### SET EXERCISE
Locate every line in the records below that contains the word "this", and copy each one.

### RECORDS TO PROCESS
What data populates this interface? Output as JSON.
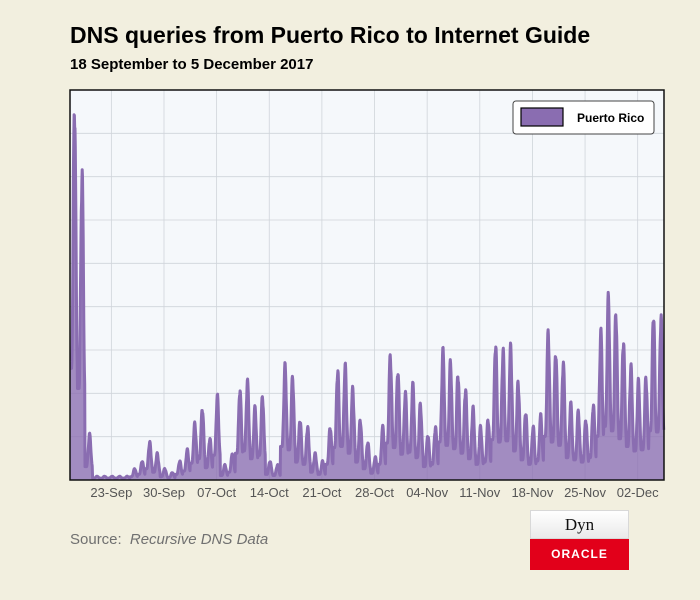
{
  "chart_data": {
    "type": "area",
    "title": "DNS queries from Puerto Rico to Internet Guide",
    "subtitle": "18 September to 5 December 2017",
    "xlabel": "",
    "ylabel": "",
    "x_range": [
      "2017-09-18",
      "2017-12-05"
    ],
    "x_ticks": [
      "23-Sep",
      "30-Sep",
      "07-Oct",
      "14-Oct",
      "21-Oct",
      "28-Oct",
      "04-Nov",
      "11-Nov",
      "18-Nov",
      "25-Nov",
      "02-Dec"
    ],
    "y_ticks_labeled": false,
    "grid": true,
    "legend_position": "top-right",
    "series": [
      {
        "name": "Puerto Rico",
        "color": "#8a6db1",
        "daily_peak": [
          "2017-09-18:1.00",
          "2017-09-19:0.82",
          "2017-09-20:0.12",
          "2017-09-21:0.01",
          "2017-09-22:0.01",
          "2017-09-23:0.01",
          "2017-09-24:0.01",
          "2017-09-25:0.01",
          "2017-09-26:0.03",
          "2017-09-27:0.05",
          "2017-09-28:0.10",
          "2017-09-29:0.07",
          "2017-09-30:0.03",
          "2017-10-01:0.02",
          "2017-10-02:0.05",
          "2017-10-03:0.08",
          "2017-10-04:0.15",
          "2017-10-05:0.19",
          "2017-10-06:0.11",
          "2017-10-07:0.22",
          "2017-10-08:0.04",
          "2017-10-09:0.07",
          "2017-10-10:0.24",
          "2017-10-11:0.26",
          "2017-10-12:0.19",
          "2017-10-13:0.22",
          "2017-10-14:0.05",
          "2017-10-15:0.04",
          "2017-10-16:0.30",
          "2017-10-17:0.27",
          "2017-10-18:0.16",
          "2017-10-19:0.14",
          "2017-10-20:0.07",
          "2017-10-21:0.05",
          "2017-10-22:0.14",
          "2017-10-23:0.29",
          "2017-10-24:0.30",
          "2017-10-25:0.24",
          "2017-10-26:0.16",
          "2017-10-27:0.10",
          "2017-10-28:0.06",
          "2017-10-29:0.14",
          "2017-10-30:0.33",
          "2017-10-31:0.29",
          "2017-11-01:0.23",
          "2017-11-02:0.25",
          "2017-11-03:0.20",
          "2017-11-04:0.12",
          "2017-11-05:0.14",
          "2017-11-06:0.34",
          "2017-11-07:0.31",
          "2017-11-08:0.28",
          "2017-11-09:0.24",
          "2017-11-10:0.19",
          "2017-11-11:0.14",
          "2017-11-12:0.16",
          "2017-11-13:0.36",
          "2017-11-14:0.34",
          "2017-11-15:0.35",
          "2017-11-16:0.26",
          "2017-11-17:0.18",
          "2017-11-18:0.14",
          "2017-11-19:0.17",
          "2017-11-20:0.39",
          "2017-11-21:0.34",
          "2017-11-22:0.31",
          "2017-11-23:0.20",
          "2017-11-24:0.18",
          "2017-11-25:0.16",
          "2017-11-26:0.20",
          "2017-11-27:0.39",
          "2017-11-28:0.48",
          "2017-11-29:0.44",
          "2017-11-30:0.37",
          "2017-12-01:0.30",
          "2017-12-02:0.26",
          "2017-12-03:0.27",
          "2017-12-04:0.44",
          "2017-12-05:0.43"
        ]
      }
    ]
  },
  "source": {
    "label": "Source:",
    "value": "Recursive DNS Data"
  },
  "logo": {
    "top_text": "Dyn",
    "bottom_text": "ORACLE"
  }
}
--
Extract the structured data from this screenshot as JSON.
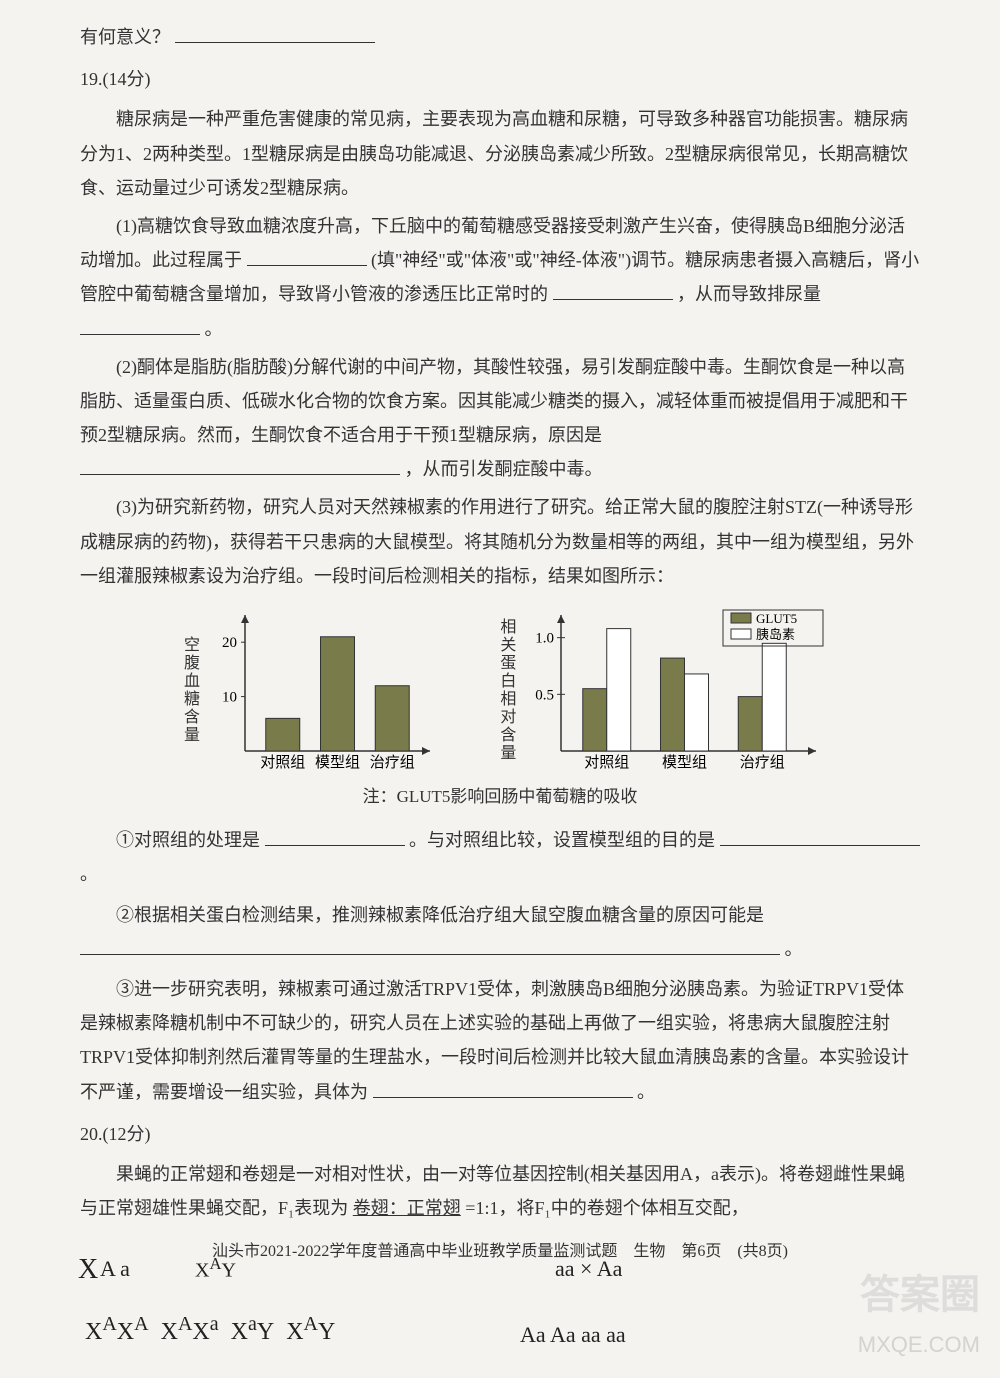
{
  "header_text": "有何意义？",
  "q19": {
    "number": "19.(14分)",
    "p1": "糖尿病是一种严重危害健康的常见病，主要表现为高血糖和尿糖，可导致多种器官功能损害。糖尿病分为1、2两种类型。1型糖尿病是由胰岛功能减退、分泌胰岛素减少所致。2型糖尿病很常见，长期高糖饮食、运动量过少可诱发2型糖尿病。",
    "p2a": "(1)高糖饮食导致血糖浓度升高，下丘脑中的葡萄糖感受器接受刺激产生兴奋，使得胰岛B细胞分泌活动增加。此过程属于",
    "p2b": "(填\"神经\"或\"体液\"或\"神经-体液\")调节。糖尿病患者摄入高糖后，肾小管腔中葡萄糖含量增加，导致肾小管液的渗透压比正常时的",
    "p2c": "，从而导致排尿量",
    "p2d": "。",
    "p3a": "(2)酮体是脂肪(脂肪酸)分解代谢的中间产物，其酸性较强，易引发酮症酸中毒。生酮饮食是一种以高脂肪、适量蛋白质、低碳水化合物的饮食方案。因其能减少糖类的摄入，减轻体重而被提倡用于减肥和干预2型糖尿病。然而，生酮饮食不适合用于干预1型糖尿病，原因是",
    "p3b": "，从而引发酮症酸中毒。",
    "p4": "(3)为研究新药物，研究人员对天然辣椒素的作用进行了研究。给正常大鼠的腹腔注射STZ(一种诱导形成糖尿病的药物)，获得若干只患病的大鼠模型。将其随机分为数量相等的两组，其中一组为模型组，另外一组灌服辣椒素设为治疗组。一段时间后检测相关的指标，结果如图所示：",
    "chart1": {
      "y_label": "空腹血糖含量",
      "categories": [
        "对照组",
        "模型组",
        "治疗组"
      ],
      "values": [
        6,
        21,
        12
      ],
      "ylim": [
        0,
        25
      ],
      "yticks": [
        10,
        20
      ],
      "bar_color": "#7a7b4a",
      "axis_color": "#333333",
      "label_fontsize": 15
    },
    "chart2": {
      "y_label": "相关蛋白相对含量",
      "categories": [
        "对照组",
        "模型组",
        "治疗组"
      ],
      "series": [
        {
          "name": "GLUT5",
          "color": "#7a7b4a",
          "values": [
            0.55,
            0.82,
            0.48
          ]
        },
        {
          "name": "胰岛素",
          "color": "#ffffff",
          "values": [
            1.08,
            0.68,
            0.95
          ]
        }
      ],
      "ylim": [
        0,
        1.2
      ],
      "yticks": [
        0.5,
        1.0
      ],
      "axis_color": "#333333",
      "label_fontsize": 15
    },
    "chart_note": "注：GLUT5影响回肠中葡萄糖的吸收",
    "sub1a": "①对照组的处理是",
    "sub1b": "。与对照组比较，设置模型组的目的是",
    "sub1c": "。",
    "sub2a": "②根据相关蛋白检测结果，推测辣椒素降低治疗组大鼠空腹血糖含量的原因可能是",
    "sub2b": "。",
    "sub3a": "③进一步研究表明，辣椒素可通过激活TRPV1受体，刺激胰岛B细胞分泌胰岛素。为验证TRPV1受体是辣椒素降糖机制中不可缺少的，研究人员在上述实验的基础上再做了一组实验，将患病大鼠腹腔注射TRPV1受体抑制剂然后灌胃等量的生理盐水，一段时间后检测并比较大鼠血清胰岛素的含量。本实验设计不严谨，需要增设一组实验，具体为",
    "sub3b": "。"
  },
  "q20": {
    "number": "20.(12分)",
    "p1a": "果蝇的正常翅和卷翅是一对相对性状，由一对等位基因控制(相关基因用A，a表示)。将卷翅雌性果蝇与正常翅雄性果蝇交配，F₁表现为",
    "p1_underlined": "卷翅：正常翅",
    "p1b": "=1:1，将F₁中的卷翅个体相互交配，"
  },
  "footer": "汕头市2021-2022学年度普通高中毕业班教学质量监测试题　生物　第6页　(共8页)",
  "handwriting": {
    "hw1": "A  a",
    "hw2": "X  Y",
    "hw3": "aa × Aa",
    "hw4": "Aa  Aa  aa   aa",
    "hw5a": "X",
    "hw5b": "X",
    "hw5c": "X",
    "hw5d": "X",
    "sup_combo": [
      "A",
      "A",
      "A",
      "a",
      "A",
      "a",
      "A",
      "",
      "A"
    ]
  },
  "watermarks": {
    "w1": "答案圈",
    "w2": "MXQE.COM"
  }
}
* * *
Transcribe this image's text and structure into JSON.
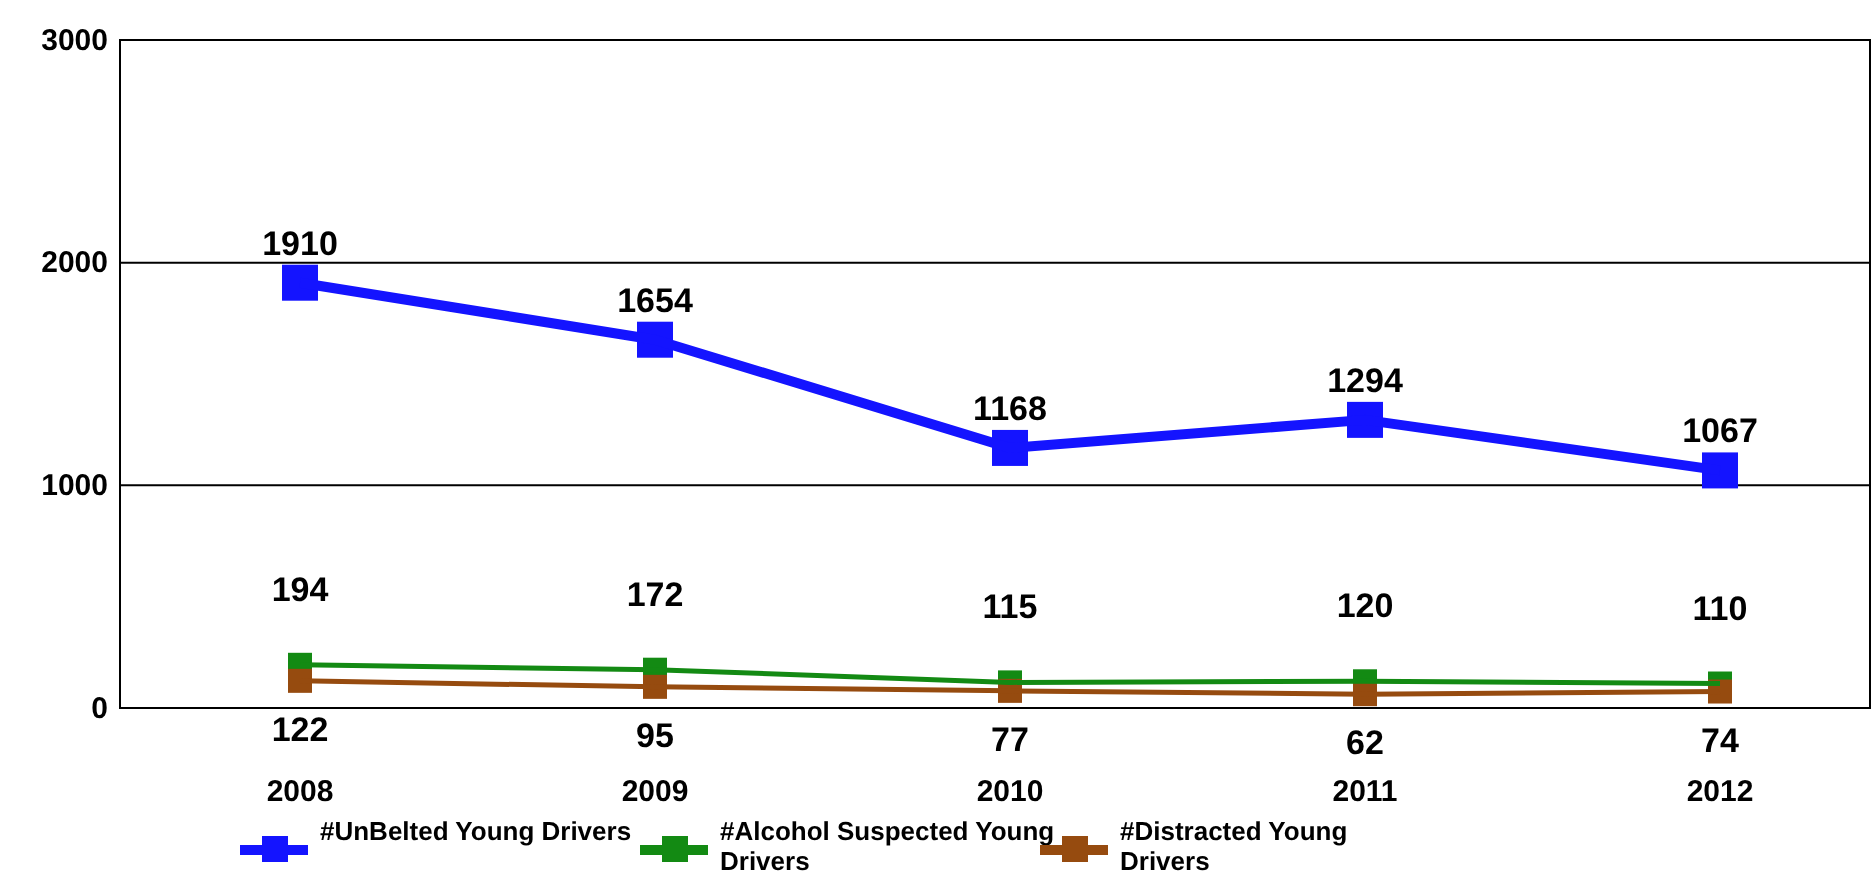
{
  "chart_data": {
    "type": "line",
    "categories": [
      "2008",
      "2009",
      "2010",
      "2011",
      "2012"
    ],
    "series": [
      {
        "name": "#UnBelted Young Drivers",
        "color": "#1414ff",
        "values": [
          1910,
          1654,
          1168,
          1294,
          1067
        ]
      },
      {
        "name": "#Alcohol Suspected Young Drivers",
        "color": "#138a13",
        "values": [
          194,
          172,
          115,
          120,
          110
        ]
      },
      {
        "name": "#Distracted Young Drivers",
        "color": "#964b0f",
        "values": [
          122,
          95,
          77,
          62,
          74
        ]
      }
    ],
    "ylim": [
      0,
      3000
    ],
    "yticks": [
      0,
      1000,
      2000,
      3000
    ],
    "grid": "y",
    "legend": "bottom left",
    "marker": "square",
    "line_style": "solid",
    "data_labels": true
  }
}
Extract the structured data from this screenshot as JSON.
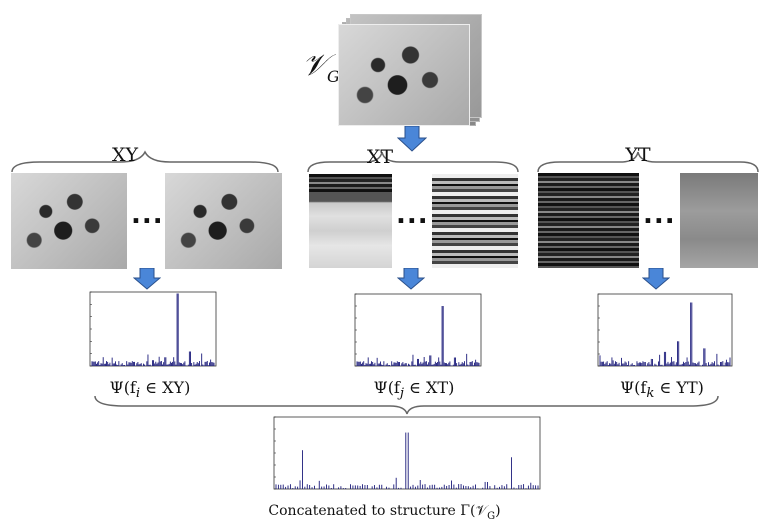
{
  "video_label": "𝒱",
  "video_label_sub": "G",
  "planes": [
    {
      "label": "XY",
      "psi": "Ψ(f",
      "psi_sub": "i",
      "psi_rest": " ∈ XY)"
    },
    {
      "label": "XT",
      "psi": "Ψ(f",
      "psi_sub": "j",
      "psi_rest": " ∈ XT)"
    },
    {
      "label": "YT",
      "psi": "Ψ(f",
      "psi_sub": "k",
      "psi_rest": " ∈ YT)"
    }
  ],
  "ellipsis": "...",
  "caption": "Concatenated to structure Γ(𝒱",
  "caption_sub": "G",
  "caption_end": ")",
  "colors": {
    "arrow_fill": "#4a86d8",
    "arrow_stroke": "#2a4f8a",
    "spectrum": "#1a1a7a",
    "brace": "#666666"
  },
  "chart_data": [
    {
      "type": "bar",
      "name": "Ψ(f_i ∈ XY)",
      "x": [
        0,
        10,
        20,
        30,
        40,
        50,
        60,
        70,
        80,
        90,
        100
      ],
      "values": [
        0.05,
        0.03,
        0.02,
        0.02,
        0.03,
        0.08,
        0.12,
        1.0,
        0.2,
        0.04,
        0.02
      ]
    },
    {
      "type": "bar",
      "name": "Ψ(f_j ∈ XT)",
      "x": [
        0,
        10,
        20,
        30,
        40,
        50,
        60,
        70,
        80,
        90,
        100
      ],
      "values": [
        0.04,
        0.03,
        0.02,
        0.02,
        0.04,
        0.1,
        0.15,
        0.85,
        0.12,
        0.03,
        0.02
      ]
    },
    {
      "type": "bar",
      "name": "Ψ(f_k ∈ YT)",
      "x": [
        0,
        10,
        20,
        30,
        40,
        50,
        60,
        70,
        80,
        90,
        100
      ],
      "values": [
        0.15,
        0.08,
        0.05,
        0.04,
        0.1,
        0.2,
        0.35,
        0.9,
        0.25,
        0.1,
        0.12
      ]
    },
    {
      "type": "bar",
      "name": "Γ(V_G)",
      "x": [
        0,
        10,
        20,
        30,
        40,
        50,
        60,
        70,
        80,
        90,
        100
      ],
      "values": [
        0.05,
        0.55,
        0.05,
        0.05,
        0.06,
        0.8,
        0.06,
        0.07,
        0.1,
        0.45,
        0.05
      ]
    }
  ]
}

### FINISHED EXERCISE
What data populates this interface? Output as JSON.
Extract the structured data from this screenshot as JSON.
Transcribe this image's text and structure into JSON.
Extract the structured data from this screenshot as JSON.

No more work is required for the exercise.